Work required → Filter the records below and copy every line containing the word "Between".
=== Listed records ===
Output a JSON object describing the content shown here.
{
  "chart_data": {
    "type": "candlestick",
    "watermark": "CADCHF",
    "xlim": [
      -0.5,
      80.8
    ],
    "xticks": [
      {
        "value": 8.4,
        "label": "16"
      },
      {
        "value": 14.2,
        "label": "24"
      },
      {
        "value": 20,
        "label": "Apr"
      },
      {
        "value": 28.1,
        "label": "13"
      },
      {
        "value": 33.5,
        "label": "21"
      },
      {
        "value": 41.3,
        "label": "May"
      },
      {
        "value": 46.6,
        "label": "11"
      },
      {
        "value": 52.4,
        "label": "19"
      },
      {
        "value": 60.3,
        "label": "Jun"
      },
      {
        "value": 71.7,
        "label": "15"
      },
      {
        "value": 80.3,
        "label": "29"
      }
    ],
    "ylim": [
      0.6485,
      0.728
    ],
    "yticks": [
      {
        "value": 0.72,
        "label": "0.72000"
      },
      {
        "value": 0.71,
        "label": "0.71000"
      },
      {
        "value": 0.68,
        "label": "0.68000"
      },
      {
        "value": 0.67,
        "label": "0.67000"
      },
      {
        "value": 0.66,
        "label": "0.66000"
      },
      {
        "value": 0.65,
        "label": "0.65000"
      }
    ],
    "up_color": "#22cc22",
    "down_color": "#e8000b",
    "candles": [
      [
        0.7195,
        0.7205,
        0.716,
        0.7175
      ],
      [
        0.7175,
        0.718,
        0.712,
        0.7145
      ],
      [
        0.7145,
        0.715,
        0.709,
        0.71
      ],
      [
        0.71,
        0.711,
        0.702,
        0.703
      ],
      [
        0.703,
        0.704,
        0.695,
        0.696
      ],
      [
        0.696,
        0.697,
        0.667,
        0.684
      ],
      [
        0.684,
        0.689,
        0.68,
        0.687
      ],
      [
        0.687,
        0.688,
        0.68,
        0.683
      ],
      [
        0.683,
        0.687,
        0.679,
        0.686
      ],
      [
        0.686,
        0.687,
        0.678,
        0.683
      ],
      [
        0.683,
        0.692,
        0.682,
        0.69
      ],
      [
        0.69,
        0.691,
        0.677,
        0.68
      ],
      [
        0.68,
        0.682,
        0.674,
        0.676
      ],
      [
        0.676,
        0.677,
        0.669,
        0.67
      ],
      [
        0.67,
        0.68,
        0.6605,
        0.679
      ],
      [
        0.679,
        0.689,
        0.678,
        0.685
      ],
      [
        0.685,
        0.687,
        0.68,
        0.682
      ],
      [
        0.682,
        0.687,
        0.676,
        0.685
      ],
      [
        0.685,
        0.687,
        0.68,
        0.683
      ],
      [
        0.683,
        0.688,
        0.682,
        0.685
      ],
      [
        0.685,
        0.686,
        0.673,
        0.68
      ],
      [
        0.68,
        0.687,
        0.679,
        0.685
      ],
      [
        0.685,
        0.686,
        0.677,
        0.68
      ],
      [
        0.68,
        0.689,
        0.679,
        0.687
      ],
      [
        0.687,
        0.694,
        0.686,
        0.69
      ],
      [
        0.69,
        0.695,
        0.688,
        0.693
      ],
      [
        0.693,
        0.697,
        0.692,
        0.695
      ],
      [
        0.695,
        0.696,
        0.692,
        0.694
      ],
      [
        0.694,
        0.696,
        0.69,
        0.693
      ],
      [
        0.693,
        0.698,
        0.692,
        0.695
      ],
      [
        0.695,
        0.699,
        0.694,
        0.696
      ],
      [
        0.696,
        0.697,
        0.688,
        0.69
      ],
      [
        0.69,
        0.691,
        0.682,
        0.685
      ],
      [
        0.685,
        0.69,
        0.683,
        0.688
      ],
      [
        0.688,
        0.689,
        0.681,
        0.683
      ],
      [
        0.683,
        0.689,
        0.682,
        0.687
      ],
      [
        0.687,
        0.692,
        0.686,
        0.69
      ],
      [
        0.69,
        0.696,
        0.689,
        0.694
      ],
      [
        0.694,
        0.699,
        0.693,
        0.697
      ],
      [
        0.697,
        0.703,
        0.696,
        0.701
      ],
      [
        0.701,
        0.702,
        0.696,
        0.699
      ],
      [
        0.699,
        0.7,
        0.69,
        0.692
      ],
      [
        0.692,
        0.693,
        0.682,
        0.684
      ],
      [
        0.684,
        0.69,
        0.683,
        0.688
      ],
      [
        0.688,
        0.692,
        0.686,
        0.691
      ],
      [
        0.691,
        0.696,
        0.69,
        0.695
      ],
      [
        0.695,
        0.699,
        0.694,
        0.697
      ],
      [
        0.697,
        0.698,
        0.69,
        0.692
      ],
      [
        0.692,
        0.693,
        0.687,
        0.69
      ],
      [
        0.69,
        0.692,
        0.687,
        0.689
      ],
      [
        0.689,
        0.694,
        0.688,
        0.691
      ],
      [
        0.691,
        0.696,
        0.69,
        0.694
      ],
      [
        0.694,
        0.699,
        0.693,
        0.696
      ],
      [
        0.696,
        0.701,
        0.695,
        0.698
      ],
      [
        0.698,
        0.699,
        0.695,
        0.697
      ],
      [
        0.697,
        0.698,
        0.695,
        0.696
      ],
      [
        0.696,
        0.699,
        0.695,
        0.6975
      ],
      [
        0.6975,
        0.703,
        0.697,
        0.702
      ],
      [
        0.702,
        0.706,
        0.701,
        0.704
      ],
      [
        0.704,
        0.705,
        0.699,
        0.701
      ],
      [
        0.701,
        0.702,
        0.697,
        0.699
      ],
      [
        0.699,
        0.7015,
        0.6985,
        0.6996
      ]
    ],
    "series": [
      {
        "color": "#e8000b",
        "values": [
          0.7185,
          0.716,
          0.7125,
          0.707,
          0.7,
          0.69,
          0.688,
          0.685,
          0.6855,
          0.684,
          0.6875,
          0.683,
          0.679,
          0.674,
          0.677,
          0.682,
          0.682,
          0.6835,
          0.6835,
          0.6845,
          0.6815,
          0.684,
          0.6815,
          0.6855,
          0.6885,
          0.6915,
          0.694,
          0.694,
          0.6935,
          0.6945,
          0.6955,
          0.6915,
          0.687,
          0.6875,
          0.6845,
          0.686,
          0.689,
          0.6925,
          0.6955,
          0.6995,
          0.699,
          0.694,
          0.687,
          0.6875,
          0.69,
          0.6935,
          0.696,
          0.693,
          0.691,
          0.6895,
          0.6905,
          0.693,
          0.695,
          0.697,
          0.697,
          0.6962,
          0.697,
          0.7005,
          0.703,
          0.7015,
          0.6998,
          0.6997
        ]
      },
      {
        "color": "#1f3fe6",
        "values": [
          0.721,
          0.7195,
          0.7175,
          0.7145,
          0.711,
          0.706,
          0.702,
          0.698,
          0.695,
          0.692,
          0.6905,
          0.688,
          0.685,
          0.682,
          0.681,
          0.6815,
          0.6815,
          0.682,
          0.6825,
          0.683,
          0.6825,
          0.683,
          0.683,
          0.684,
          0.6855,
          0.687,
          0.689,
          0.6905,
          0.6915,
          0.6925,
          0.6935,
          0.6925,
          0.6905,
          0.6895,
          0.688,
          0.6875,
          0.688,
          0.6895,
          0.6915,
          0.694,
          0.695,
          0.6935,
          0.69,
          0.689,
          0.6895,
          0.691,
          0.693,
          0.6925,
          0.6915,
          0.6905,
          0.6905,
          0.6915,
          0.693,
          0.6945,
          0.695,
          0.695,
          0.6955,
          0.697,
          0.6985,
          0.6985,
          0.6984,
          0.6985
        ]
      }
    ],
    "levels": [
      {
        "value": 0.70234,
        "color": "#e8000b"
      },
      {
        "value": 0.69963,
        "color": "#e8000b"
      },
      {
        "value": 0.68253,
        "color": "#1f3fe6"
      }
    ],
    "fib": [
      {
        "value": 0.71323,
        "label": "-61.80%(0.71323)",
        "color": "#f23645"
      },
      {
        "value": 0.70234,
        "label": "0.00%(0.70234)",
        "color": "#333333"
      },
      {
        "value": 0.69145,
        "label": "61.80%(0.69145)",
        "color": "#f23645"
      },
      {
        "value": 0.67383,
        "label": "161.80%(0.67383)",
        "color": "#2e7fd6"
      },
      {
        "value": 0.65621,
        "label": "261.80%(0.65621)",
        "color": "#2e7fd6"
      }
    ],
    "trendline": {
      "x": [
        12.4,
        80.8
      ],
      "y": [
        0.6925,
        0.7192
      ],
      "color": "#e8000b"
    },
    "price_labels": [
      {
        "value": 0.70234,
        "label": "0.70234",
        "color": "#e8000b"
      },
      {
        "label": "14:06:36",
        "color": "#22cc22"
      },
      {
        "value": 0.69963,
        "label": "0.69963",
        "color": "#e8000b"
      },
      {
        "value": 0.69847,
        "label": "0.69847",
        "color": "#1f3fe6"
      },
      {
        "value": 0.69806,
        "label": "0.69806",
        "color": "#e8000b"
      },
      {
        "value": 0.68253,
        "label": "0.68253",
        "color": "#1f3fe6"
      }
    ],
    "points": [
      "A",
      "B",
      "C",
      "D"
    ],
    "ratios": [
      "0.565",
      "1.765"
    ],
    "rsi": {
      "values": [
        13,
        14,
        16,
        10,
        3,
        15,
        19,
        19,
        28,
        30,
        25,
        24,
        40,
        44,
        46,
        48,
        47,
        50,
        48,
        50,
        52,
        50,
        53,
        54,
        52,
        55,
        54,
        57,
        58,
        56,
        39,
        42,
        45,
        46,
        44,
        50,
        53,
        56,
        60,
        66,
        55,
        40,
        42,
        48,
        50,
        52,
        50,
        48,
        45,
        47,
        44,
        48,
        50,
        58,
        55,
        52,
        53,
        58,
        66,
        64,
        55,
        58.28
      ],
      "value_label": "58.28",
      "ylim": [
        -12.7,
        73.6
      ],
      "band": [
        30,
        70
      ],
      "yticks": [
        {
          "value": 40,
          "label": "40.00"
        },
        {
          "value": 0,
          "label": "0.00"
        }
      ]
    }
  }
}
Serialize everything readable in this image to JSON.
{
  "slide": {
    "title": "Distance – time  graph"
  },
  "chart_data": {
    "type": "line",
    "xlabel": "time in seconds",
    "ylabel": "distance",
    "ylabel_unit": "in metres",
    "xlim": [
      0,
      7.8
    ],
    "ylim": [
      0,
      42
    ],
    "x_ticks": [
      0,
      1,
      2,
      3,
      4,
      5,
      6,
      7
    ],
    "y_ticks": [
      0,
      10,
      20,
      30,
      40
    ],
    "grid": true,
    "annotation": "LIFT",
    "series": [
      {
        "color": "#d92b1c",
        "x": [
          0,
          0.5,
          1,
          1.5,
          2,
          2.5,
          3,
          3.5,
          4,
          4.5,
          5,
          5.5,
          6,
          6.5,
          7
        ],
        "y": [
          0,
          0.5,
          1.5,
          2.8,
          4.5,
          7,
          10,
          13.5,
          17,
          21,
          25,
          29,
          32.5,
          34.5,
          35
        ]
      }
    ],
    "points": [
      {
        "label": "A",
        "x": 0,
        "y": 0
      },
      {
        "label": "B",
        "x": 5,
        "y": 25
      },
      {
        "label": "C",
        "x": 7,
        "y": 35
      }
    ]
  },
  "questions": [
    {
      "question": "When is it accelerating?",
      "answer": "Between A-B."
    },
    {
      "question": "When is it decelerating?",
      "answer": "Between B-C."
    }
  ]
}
===
Solved problem →
      "answer": "Between A-B."
      "answer": "Between B-C."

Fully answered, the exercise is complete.